▶ **What you will do**
Scan the data for "숙면일여의" and copy the lines it appears in.

▶ **Data shown**

%%

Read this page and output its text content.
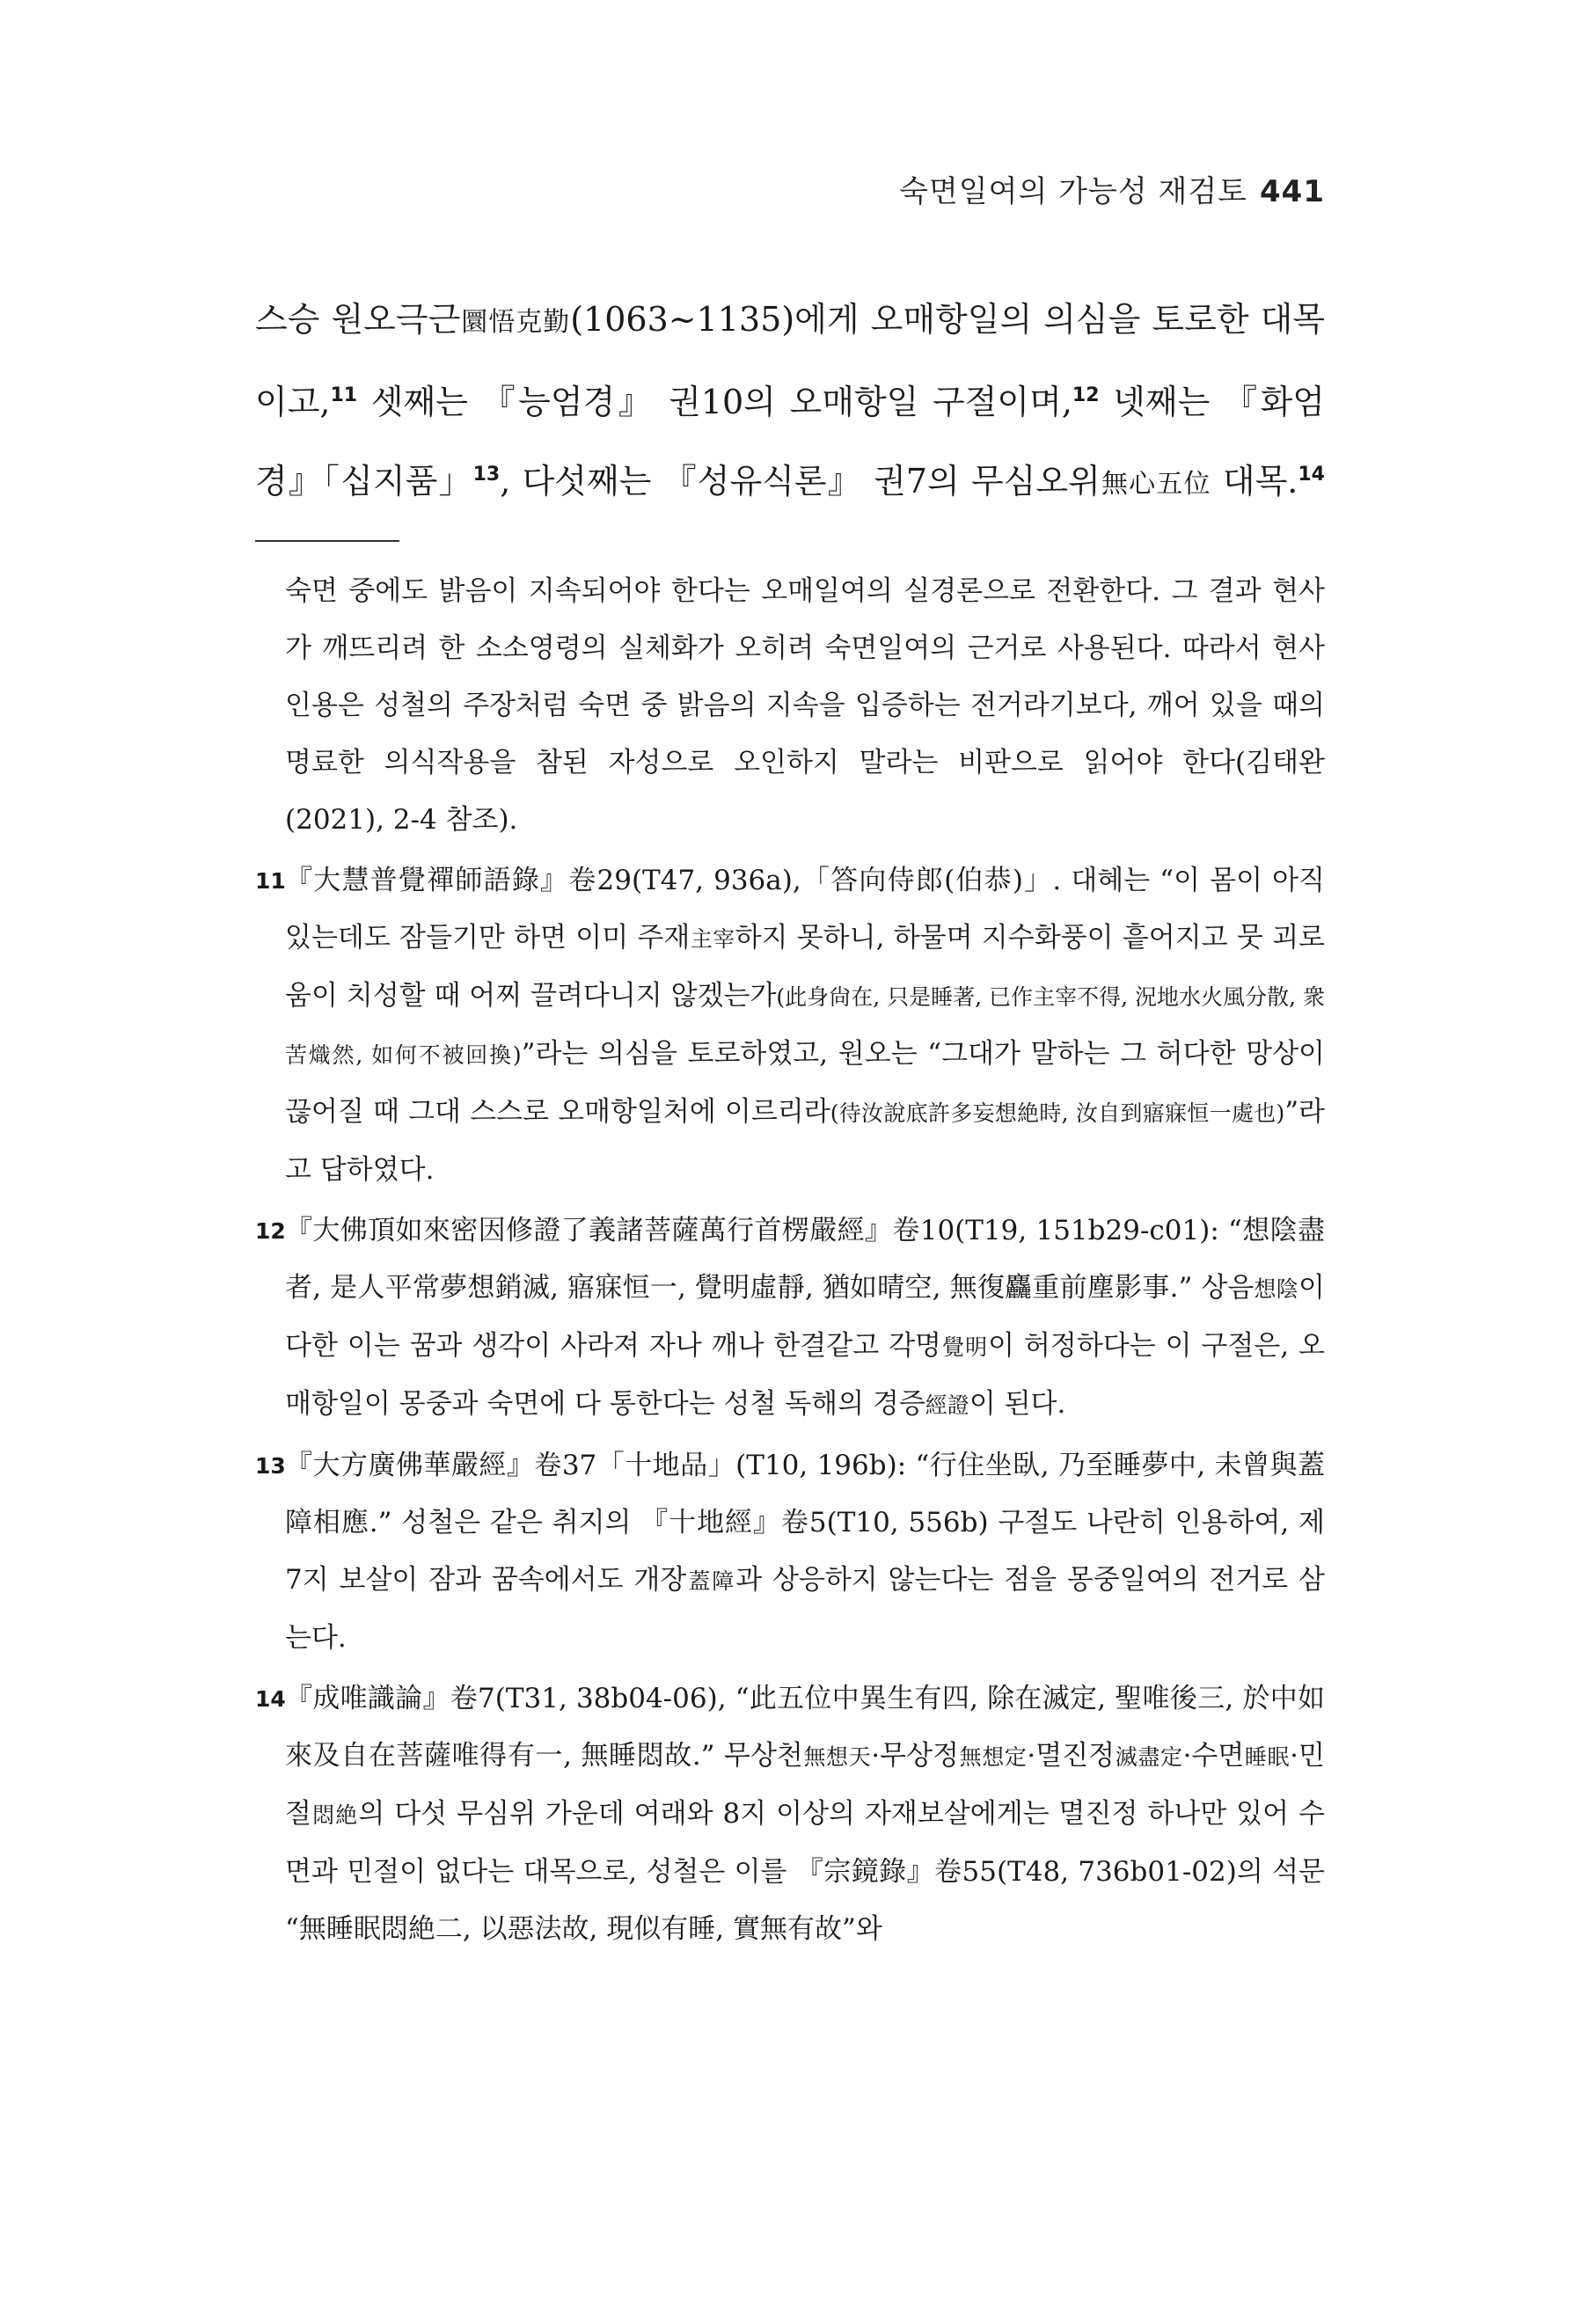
숙면일여의 가능성 재검토 441
스승 원오극근圜悟克勤(1063~1135)에게 오매항일의 의심을 토로한 대목이고,$^{11}$ 셋째는 『능엄경』 권10의 오매항일 구절이며,$^{12}$ 넷째는 『화엄경』「십지품」$^{13}$, 다섯째는 『성유식론』 권7의 무심오위無心五位 대목.$^{14}$

숙면 중에도 밝음이 지속되어야 한다는 오매일여의 실경론으로 전환한다. 그 결과 현사가 깨뜨리려 한 소소영령의 실체화가 오히려 숙면일여의 근거로 사용된다. 따라서 현사 인용은 성철의 주장처럼 숙면 중 밝음의 지속을 입증하는 전거라기보다, 깨어 있을 때의 명료한 의식작용을 참된 자성으로 오인하지 말라는 비판으로 읽어야 한다(김태완(2021), 2-4 참조).

11 『大慧普覺禪師語錄』卷29(T47, 936a),「答向侍郎(伯恭)」. 대혜는 “이 몸이 아직 있는데도 잠들기만 하면 이미 주재主宰하지 못하니, 하물며 지수화풍이 흩어지고 뭇 괴로움이 치성할 때 어찌 끌려다니지 않겠는가(此身尙在, 只是睡著, 已作主宰不得, 況地水火風分散, 衆苦熾然, 如何不被回換)”라는 의심을 토로하였고, 원오는 “그대가 말하는 그 허다한 망상이 끊어질 때 그대 스스로 오매항일처에 이르리라(待汝說底許多妄想絶時, 汝自到寤寐恒一處也)”라고 답하였다.

12 『大佛頂如來密因修證了義諸菩薩萬行首楞嚴經』卷10(T19, 151b29-c01): “想陰盡者, 是人平常夢想銷滅, 寤寐恒一, 覺明虛靜, 猶如晴空, 無復麤重前塵影事.” 상음想陰이 다한 이는 꿈과 생각이 사라져 자나 깨나 한결같고 각명覺明이 허정하다는 이 구절은, 오매항일이 몽중과 숙면에 다 통한다는 성철 독해의 경증經證이 된다.

13 『大方廣佛華嚴經』卷37「十地品」(T10, 196b): “行住坐臥, 乃至睡夢中, 未曾與蓋障相應.” 성철은 같은 취지의 『十地經』卷5(T10, 556b) 구절도 나란히 인용하여, 제7지 보살이 잠과 꿈속에서도 개장蓋障과 상응하지 않는다는 점을 몽중일여의 전거로 삼는다.

14 『成唯識論』卷7(T31, 38b04-06), “此五位中異生有四, 除在滅定, 聖唯後三, 於中如來及自在菩薩唯得有一, 無睡悶故.” 무상천無想天·무상정無想定·멸진정滅盡定·수면睡眠·민절悶絶의 다섯 무심위 가운데 여래와 8지 이상의 자재보살에게는 멸진정 하나만 있어 수면과 민절이 없다는 대목으로, 성철은 이를 『宗鏡錄』卷55(T48, 736b01-02)의 석문 “無睡眠悶絶二, 以惡法故, 現似有睡, 實無有故”와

%%

▶ **Output of the task**
숙면일여의 가능성 재검토 441
숙면 중에도 밝음이 지속되어야 한다는 오매일여의 실경론으로 전환한다. 그 결과 현사가 깨뜨리려 한 소소영령의 실체화가 오히려 숙면일여의 근거로 사용된다. 따라서 현사 인용은 성철의 주장처럼 숙면 중 밝음의 지속을 입증하는 전거라기보다, 깨어 있을 때의 명료한 의식작용을 참된 자성으로 오인하지 말라는 비판으로 읽어야 한다(김태완(2021), 2-4 참조).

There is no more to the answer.